+++ Input material
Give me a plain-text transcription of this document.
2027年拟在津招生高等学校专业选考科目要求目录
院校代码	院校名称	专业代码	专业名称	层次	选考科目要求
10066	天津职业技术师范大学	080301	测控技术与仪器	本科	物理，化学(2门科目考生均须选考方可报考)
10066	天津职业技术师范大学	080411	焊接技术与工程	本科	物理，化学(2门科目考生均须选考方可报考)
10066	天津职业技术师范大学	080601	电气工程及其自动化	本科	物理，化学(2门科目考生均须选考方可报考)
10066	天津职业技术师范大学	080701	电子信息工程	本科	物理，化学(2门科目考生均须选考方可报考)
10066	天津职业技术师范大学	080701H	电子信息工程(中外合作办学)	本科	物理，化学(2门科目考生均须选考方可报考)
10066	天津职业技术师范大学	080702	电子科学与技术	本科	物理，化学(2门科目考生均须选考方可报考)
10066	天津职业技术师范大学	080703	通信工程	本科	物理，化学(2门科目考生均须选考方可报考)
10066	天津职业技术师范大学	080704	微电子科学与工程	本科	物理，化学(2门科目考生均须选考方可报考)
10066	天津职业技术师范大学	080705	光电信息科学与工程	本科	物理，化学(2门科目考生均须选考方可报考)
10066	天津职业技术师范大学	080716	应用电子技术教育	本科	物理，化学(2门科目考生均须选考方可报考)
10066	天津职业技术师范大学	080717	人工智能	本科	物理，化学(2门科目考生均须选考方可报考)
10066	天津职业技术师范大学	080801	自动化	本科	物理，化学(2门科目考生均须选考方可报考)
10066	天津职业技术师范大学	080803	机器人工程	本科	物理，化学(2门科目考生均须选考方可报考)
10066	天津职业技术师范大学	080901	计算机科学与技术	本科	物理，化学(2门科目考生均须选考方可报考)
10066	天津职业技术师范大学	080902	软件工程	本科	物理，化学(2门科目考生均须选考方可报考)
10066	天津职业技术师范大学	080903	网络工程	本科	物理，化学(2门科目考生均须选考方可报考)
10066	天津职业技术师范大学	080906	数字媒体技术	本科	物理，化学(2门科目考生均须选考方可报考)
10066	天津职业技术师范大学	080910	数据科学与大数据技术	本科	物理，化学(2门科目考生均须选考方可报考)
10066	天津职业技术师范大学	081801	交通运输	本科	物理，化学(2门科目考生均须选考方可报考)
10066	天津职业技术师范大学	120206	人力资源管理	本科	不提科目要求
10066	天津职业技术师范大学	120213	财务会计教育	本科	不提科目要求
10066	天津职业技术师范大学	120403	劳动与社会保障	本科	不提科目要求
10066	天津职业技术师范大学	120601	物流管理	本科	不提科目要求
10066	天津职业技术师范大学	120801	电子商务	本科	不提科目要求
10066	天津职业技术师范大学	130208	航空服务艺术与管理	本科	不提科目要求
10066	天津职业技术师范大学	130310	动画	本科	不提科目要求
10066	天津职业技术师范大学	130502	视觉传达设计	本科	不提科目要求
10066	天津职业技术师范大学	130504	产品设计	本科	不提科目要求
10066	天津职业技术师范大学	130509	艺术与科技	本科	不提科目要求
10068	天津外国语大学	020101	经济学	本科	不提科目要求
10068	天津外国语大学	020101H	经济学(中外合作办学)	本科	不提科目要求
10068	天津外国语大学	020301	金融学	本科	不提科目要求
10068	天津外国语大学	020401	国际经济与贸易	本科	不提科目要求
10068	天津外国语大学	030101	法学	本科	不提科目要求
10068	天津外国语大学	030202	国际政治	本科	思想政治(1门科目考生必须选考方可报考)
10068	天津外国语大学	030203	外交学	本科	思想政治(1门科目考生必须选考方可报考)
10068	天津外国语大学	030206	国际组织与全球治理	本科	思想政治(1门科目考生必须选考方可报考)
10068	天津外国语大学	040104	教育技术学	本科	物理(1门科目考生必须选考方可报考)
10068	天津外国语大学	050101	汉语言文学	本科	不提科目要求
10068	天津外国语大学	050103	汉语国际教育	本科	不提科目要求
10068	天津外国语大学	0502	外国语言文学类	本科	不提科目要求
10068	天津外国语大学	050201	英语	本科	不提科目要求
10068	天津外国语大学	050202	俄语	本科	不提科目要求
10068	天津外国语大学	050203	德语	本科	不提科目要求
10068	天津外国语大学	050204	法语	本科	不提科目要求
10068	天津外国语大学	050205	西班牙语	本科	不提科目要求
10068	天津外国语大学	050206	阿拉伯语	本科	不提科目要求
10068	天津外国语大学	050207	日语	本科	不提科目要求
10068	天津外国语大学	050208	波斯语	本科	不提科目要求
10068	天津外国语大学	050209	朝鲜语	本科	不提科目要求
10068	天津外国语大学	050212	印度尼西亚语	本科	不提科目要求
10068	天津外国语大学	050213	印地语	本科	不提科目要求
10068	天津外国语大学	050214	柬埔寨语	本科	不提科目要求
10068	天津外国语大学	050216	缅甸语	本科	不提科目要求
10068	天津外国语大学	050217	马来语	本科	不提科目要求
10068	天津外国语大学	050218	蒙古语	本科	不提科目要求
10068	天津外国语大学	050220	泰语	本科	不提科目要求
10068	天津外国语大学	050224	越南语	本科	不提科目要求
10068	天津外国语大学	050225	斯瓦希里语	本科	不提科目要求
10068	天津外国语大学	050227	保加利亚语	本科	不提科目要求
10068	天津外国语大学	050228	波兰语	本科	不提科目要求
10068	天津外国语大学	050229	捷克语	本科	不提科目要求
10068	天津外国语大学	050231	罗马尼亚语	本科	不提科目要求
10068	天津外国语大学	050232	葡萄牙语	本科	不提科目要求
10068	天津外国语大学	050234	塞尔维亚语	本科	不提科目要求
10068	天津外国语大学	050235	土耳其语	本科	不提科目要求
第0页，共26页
++++++
=== Written request ===
Show, from the listing above, each line that contains the word "电子信息工程".

=== Exercise result ===
10066	天津职业技术师范大学	080701	电子信息工程	本科	物理，化学(2门科目考生均须选考方可报考)
10066	天津职业技术师范大学	080701H	电子信息工程(中外合作办学)	本科	物理，化学(2门科目考生均须选考方可报考)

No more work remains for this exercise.